(Data records)
◆ ◆ ◆ ◆ ◆ ◆ ◆
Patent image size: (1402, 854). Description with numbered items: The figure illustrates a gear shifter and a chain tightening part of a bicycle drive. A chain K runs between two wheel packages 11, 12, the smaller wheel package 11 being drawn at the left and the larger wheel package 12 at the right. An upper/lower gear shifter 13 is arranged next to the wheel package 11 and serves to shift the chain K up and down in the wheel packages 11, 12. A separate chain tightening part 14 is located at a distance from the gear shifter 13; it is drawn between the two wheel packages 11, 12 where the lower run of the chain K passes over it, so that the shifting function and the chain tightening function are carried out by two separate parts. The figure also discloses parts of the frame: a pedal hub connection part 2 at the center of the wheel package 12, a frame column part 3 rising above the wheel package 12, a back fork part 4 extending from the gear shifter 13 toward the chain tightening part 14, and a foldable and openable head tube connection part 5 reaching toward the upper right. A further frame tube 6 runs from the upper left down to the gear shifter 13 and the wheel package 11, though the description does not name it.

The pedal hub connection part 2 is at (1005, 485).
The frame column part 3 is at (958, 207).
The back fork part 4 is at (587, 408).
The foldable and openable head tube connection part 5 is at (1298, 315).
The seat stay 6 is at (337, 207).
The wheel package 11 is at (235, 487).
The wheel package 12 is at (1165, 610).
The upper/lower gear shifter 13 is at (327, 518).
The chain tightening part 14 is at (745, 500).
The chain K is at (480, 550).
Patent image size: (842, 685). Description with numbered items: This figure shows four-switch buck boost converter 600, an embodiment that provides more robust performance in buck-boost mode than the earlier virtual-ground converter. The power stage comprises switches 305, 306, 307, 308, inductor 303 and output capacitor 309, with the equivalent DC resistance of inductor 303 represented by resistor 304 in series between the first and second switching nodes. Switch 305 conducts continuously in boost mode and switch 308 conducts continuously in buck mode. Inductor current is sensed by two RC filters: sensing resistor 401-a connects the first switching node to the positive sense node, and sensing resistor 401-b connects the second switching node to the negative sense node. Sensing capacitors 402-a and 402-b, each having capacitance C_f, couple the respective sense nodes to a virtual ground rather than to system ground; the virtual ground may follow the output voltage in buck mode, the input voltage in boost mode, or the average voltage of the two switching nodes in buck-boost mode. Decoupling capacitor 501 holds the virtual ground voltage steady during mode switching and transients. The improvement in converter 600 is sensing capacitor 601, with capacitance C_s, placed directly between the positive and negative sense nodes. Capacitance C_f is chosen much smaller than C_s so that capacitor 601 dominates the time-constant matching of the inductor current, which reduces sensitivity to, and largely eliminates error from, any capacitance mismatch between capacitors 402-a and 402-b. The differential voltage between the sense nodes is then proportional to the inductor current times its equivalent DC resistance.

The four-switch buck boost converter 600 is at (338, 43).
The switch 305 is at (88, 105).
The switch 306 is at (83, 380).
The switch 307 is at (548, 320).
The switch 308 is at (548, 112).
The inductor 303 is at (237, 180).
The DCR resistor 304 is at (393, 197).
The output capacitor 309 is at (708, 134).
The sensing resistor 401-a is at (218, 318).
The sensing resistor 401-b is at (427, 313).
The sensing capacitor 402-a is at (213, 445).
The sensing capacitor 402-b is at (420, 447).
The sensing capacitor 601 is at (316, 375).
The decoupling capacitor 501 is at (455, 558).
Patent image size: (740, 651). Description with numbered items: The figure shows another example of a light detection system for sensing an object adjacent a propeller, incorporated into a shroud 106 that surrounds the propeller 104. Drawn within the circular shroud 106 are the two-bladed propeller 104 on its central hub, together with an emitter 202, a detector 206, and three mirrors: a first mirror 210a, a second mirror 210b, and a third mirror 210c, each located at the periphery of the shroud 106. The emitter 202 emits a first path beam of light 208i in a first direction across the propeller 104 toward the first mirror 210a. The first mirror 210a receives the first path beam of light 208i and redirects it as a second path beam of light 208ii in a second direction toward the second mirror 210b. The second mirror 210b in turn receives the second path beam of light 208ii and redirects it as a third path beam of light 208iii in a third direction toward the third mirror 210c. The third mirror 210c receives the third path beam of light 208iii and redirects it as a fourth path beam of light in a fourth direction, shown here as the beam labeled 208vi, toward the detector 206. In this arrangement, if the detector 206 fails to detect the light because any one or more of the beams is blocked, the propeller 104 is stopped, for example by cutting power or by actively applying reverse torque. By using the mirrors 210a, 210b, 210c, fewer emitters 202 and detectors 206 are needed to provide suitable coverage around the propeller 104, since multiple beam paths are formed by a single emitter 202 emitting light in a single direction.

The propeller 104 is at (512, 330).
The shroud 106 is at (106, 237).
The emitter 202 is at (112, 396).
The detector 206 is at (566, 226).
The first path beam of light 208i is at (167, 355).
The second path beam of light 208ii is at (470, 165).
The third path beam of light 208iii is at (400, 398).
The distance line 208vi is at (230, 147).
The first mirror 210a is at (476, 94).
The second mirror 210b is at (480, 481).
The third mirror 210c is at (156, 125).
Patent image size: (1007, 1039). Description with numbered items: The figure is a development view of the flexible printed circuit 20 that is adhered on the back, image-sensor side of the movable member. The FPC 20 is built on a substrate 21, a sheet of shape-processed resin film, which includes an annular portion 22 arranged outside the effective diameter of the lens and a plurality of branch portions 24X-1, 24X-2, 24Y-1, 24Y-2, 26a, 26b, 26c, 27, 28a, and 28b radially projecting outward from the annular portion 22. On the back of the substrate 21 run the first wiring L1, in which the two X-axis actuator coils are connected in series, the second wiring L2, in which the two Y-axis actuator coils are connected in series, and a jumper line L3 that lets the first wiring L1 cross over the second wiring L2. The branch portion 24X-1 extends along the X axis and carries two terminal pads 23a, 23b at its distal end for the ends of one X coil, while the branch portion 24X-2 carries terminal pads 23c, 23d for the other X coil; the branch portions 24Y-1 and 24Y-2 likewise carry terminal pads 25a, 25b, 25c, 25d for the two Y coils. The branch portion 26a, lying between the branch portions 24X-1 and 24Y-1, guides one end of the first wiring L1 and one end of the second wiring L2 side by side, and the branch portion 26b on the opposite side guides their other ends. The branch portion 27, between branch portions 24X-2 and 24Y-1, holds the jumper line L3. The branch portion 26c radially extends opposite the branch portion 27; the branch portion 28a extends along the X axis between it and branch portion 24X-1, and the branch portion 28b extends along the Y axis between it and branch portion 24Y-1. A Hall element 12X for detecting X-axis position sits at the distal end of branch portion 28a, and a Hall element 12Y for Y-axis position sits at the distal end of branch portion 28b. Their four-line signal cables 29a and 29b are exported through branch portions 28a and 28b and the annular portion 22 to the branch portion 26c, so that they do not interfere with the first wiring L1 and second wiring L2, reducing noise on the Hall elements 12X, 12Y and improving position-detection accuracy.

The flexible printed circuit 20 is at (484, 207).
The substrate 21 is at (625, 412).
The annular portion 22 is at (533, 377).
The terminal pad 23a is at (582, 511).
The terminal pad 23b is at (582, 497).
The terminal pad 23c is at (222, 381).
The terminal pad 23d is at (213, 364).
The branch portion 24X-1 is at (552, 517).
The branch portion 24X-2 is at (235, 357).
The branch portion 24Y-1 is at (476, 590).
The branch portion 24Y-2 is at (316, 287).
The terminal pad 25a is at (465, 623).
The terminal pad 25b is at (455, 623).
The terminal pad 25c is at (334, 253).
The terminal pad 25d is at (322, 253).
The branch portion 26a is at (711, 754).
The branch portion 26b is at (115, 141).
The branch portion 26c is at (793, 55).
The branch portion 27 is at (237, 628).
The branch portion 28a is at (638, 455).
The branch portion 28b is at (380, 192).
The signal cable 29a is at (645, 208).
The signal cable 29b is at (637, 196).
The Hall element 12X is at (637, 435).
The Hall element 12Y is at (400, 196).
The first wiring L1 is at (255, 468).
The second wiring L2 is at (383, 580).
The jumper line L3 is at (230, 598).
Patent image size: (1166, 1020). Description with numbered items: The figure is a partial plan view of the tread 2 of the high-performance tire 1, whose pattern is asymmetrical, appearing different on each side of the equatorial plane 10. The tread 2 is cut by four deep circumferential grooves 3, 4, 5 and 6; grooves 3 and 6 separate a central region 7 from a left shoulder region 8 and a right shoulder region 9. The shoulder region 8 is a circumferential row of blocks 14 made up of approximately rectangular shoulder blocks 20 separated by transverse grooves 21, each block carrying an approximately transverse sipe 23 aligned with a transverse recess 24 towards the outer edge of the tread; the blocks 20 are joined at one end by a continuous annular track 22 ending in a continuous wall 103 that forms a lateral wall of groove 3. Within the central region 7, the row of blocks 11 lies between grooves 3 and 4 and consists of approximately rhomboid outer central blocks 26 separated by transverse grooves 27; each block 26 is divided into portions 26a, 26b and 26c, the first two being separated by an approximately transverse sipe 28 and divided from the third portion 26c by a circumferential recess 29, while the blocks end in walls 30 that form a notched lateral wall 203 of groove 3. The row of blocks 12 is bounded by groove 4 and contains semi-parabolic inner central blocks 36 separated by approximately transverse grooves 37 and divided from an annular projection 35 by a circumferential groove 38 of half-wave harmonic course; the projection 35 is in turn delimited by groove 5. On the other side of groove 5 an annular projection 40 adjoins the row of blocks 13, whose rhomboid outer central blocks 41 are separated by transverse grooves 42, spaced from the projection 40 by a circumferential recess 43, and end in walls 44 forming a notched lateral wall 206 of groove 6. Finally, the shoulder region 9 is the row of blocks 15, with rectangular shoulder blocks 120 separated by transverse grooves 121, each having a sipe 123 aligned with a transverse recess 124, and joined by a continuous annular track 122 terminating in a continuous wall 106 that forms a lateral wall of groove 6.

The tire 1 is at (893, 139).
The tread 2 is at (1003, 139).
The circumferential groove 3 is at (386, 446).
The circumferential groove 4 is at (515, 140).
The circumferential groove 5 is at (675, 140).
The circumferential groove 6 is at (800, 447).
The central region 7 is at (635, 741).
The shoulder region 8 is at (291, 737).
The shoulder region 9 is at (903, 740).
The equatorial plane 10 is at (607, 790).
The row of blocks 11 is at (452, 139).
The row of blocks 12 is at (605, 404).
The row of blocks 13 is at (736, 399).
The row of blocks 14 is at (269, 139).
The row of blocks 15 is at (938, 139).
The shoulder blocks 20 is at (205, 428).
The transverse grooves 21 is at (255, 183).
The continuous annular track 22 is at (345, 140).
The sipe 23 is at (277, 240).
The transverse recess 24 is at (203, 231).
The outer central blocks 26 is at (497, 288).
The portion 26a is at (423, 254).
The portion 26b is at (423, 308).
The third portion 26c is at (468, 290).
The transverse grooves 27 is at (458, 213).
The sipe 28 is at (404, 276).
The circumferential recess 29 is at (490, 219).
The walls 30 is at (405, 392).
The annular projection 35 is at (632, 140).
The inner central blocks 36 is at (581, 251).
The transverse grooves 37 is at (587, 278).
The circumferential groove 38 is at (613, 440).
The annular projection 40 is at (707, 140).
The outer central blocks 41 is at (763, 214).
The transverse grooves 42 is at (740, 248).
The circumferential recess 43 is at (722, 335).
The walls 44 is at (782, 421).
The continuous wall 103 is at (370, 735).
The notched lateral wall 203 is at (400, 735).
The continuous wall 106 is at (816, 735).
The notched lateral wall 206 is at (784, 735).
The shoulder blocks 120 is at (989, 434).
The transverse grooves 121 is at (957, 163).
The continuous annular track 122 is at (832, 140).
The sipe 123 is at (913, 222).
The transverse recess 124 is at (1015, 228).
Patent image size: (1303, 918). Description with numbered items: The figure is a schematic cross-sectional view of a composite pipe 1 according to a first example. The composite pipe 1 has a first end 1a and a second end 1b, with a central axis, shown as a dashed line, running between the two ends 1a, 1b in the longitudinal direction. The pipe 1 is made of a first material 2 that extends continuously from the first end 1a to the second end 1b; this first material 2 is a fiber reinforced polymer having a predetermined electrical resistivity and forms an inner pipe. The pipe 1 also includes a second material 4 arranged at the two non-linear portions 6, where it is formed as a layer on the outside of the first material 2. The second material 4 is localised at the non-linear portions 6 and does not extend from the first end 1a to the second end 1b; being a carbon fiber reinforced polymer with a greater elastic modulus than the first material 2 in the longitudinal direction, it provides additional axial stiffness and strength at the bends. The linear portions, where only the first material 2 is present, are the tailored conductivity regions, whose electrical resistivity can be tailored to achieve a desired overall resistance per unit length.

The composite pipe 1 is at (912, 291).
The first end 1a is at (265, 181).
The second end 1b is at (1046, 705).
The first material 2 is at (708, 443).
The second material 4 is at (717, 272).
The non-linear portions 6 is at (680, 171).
◆ ◆ ◆ ◆ ◆ ◆ ◆
Prompt
Rewrite the material from its first line through the line containing "The chain K is at (480, 550).", changing "bicycle drive" to "bike drivetrain" and leaving everything else as it is.

Task result
Patent image size: (1402, 854). Description with numbered items: The figure illustrates a gear shifter and a chain tightening part of a bike drivetrain. A chain K runs between two wheel packages 11, 12, the smaller wheel package 11 being drawn at the left and the larger wheel package 12 at the right. An upper/lower gear shifter 13 is arranged next to the wheel package 11 and serves to shift the chain K up and down in the wheel packages 11, 12. A separate chain tightening part 14 is located at a distance from the gear shifter 13; it is drawn between the two wheel packages 11, 12 where the lower run of the chain K passes over it, so that the shifting function and the chain tightening function are carried out by two separate parts. The figure also discloses parts of the frame: a pedal hub connection part 2 at the center of the wheel package 12, a frame column part 3 rising above the wheel package 12, a back fork part 4 extending from the gear shifter 13 toward the chain tightening part 14, and a foldable and openable head tube connection part 5 reaching toward the upper right. A further frame tube 6 runs from the upper left down to the gear shifter 13 and the wheel package 11, though the description does not name it.

The pedal hub connection part 2 is at (1005, 485).
The frame column part 3 is at (958, 207).
The back fork part 4 is at (587, 408).
The foldable and openable head tube connection part 5 is at (1298, 315).
The seat stay 6 is at (337, 207).
The wheel package 11 is at (235, 487).
The wheel package 12 is at (1165, 610).
The upper/lower gear shifter 13 is at (327, 518).
The chain tightening part 14 is at (745, 500).
The chain K is at (480, 550).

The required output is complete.